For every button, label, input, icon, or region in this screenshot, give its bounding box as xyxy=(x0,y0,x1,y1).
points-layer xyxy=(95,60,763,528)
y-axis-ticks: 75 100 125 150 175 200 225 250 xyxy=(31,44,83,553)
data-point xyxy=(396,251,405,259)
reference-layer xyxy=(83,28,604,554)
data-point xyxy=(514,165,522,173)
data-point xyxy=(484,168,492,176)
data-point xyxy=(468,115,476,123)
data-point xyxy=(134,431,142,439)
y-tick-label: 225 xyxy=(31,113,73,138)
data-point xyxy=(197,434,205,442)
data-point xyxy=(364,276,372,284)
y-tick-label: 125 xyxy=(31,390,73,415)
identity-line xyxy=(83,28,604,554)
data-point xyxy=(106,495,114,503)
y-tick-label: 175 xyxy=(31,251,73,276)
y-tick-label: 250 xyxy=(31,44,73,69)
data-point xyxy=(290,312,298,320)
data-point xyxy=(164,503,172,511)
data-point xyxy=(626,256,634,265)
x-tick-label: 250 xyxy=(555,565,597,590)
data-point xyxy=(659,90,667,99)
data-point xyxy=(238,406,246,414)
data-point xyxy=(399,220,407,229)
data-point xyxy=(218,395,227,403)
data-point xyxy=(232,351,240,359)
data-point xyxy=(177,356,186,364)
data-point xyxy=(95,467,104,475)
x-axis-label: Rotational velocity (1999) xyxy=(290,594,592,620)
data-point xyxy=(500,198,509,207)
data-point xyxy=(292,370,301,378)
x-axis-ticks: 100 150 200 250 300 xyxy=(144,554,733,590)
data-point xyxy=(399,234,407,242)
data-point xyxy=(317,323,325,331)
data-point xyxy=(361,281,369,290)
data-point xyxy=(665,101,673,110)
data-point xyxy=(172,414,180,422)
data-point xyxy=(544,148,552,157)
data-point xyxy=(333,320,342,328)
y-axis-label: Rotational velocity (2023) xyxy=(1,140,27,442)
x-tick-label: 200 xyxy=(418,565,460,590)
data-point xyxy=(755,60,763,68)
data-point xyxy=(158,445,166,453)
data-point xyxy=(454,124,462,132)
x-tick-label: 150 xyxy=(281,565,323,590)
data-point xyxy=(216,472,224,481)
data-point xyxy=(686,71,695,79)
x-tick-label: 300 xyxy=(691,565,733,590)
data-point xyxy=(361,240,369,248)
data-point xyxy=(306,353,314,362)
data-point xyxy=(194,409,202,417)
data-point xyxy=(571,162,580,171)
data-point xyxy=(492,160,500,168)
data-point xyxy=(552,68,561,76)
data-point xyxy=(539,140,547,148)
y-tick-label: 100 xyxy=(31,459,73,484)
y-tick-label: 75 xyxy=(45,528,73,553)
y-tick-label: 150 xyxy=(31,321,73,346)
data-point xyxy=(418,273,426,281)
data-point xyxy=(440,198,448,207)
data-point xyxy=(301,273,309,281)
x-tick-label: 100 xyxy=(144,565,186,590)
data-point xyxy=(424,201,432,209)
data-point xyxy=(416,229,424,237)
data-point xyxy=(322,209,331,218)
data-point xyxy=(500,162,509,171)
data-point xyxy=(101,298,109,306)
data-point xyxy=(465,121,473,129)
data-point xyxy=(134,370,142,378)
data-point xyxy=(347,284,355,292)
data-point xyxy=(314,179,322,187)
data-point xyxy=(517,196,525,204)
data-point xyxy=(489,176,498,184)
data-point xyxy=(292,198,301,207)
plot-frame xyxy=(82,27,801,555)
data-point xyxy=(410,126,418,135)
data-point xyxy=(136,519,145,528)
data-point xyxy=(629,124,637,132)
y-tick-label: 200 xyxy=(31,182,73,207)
====
**Problem to solve**
Locate every line in the records above that contains the word "velocity", and copy each of those lines in full. Treat uppercase and lowercase letters as different when matching.

**Output**
x-axis-label: Rotational velocity (1999) xyxy=(290,594,592,620)
y-axis-label: Rotational velocity (2023) xyxy=(1,140,27,442)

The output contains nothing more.